#### [GOAL]
Quote the listing below in its entirety, omitting every image.

Start of DATA EXCERPTS

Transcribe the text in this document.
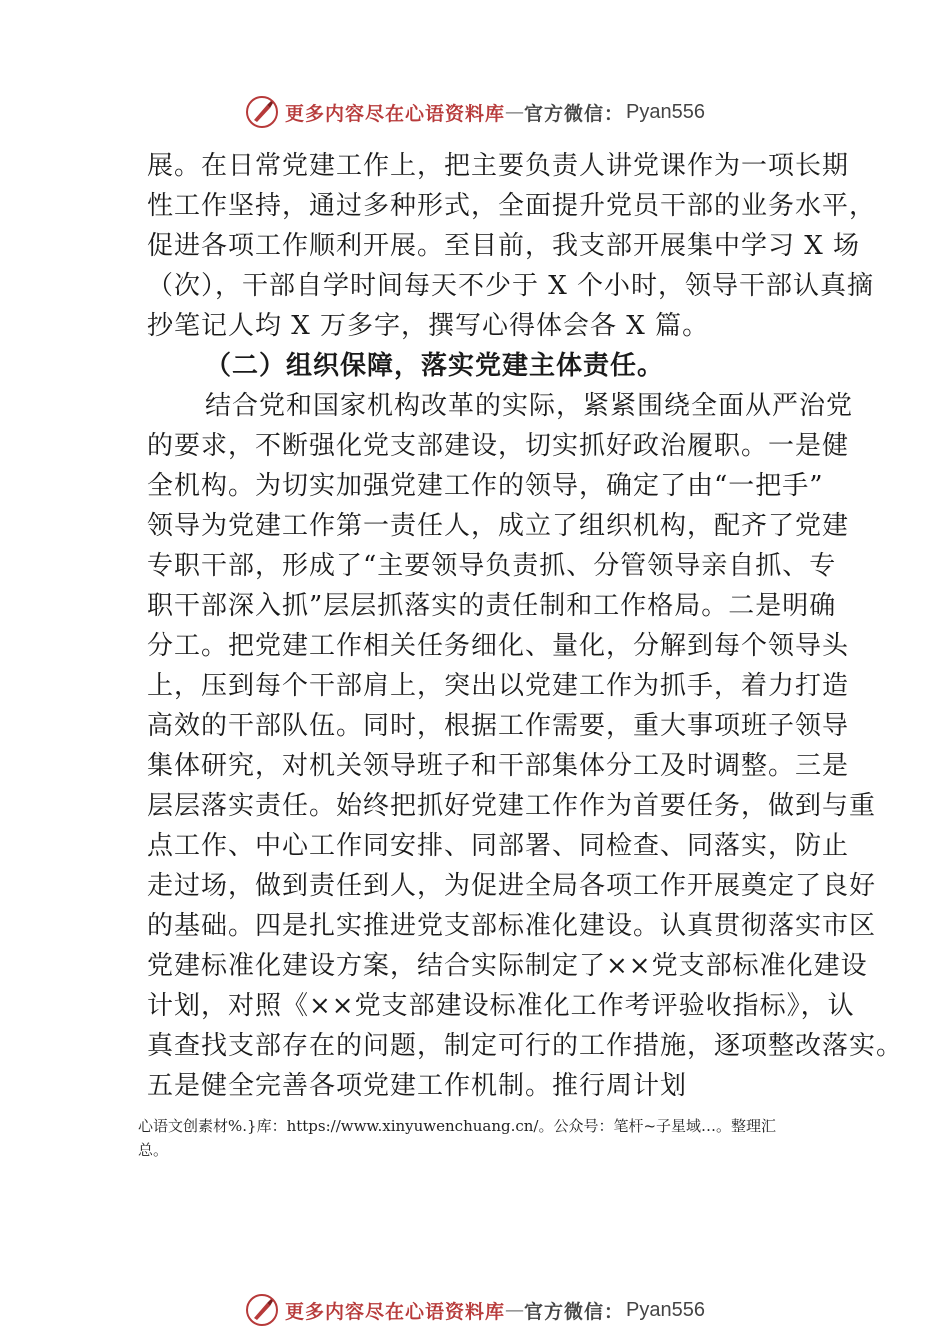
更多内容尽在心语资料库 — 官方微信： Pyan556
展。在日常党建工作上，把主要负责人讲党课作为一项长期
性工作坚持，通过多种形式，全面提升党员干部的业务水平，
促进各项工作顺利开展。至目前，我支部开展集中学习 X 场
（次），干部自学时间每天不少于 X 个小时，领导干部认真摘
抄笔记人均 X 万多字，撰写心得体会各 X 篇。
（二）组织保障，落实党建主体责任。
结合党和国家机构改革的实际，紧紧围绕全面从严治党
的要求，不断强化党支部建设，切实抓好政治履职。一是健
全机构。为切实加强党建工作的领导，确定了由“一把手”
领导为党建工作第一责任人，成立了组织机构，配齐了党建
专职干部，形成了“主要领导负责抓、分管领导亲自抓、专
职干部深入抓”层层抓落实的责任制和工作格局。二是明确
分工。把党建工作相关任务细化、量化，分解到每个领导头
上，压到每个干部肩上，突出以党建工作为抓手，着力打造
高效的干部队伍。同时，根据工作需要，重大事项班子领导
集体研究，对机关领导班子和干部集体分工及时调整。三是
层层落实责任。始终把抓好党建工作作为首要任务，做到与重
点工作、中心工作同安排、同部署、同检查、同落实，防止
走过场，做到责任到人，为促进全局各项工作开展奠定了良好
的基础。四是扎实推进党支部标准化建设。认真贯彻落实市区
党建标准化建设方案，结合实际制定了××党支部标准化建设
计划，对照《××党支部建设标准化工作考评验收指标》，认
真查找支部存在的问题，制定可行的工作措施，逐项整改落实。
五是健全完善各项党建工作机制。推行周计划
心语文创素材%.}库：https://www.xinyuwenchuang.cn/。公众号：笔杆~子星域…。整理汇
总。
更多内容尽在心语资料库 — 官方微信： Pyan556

End of DATA EXCERPTS

#### [EXERCISE RESPONSE]
Transcribe the text in this document.
更多内容尽在心语资料库 — 官方微信： Pyan556
展。在日常党建工作上，把主要负责人讲党课作为一项长期
性工作坚持，通过多种形式，全面提升党员干部的业务水平，
促进各项工作顺利开展。至目前，我支部开展集中学习 X 场
（次），干部自学时间每天不少于 X 个小时，领导干部认真摘
抄笔记人均 X 万多字，撰写心得体会各 X 篇。
（二）组织保障，落实党建主体责任。
结合党和国家机构改革的实际，紧紧围绕全面从严治党
的要求，不断强化党支部建设，切实抓好政治履职。一是健
全机构。为切实加强党建工作的领导，确定了由“一把手”
领导为党建工作第一责任人，成立了组织机构，配齐了党建
专职干部，形成了“主要领导负责抓、分管领导亲自抓、专
职干部深入抓”层层抓落实的责任制和工作格局。二是明确
分工。把党建工作相关任务细化、量化，分解到每个领导头
上，压到每个干部肩上，突出以党建工作为抓手，着力打造
高效的干部队伍。同时，根据工作需要，重大事项班子领导
集体研究，对机关领导班子和干部集体分工及时调整。三是
层层落实责任。始终把抓好党建工作作为首要任务，做到与重
点工作、中心工作同安排、同部署、同检查、同落实，防止
走过场，做到责任到人，为促进全局各项工作开展奠定了良好
的基础。四是扎实推进党支部标准化建设。认真贯彻落实市区
党建标准化建设方案，结合实际制定了××党支部标准化建设
计划，对照《××党支部建设标准化工作考评验收指标》，认
真查找支部存在的问题，制定可行的工作措施，逐项整改落实。
五是健全完善各项党建工作机制。推行周计划
心语文创素材%.}库：https://www.xinyuwenchuang.cn/。公众号：笔杆~子星域…。整理汇
总。
更多内容尽在心语资料库 — 官方微信： Pyan556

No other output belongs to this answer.